-------- MATERIAL SUPPLIED

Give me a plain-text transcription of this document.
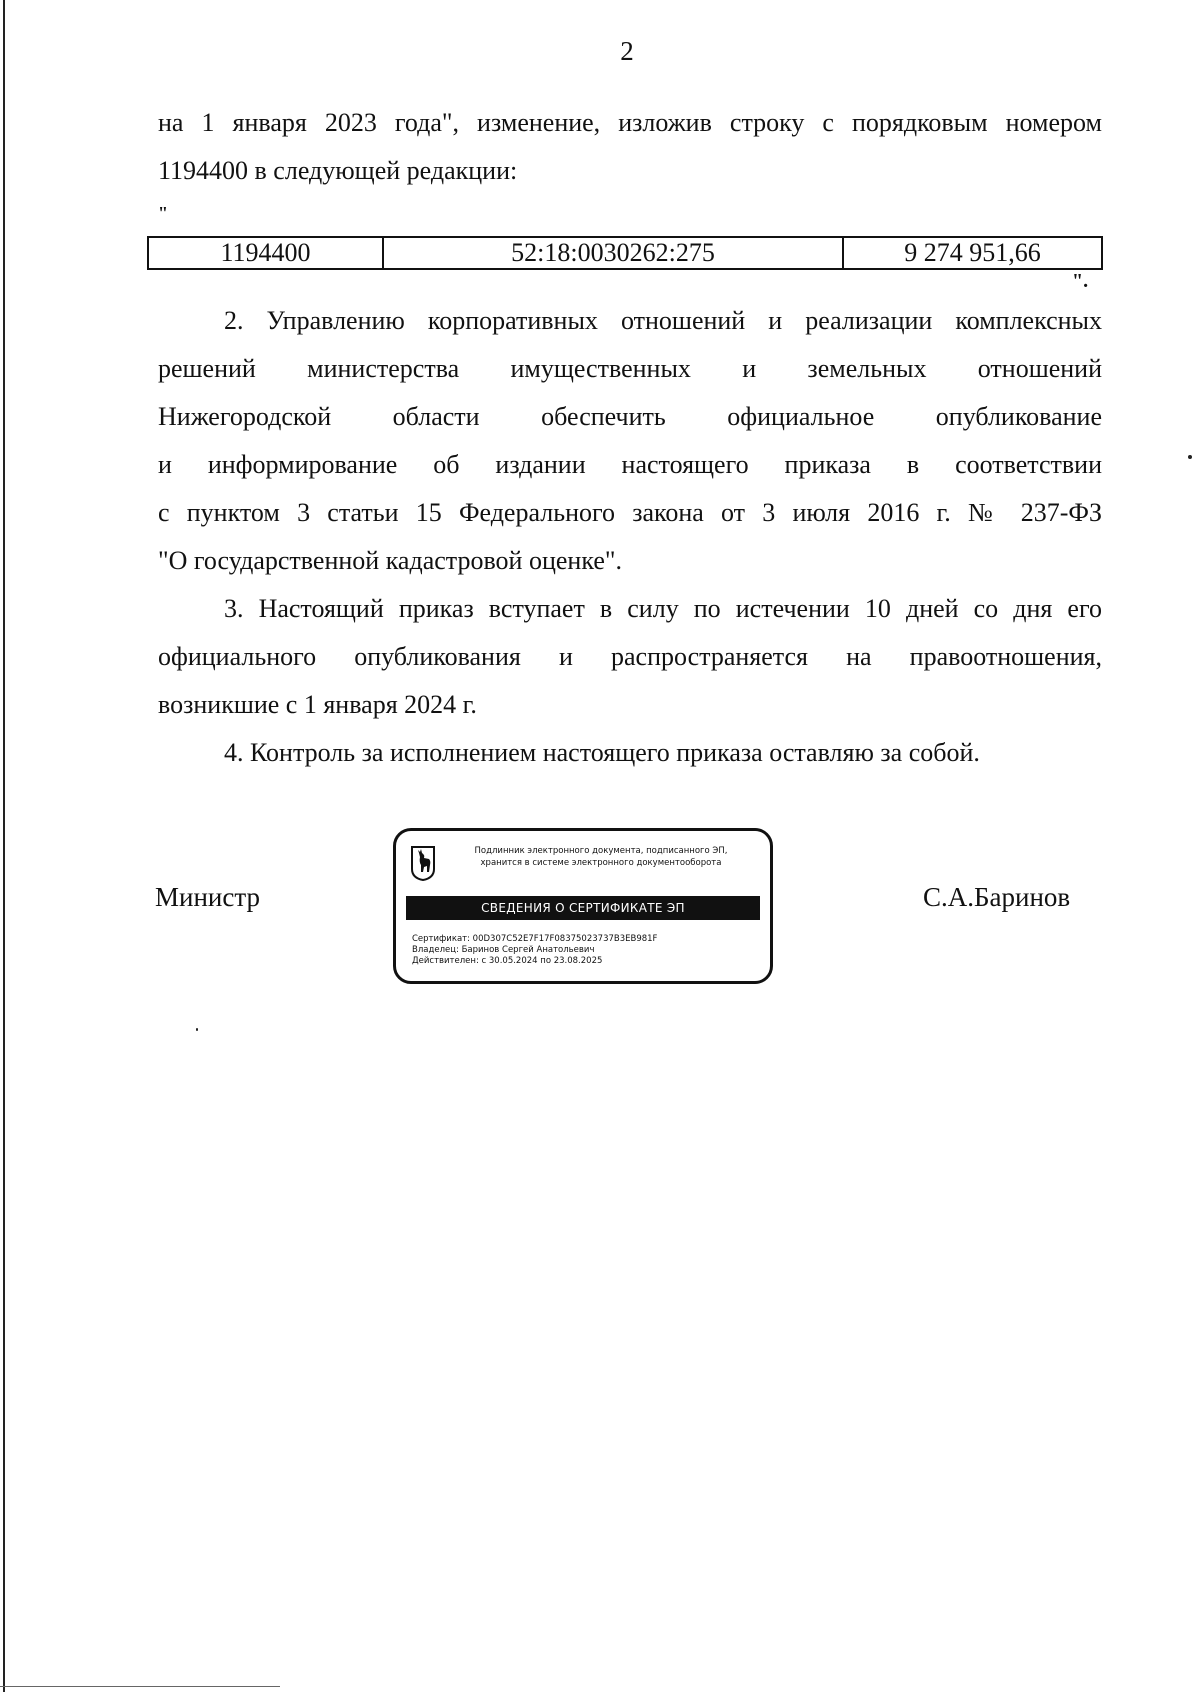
2

на 1 января 2023 года", изменение, изложив строку с порядковым номером

1194400 в следующей редакции:

"
1194400	52:18:0030262:275	9 274 951,66
".
2. Управлению корпоративных отношений и реализации комплексных

решений министерства имущественных и земельных отношений

Нижегородской области обеспечить официальное опубликование

и информирование об издании настоящего приказа в соответствии

с пунктом 3 статьи 15 Федерального закона от 3 июля 2016 г. № 237-ФЗ

"О государственной кадастровой оценке".

3. Настоящий приказ вступает в силу по истечении 10 дней со дня его

официального опубликования и распространяется на правоотношения,

возникшие с 1 января 2024 г.

4. Контроль за исполнением настоящего приказа оставляю за собой.
Министр
Подлинник электронного документа, подписанного ЭП,
хранится в системе электронного документооборота
СВЕДЕНИЯ О СЕРТИФИКАТЕ ЭП
Сертификат: 00D307C52E7F17F08375023737B3EB981F
Владелец: Баринов Сергей Анатольевич
Действителен: с 30.05.2024 по 23.08.2025
С.А.Баринов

----------------

## PROBLEM TO SOLVE
Leave out the pictures and output every record above precisely as given.

## RESPONSE FOR THIS EXERCISE
Give me a plain-text transcription of this document.
2

на 1 января 2023 года", изменение, изложив строку с порядковым номером

1194400 в следующей редакции:

"
1194400	52:18:0030262:275	9 274 951,66
".
2. Управлению корпоративных отношений и реализации комплексных

решений министерства имущественных и земельных отношений

Нижегородской области обеспечить официальное опубликование

и информирование об издании настоящего приказа в соответствии

с пунктом 3 статьи 15 Федерального закона от 3 июля 2016 г. № 237-ФЗ

"О государственной кадастровой оценке".

3. Настоящий приказ вступает в силу по истечении 10 дней со дня его

официального опубликования и распространяется на правоотношения,

возникшие с 1 января 2024 г.

4. Контроль за исполнением настоящего приказа оставляю за собой.
Министр
Подлинник электронного документа, подписанного ЭП,
хранится в системе электронного документооборота
СВЕДЕНИЯ О СЕРТИФИКАТЕ ЭП
Сертификат: 00D307C52E7F17F08375023737B3EB981F
Владелец: Баринов Сергей Анатольевич
Действителен: с 30.05.2024 по 23.08.2025
С.А.Баринов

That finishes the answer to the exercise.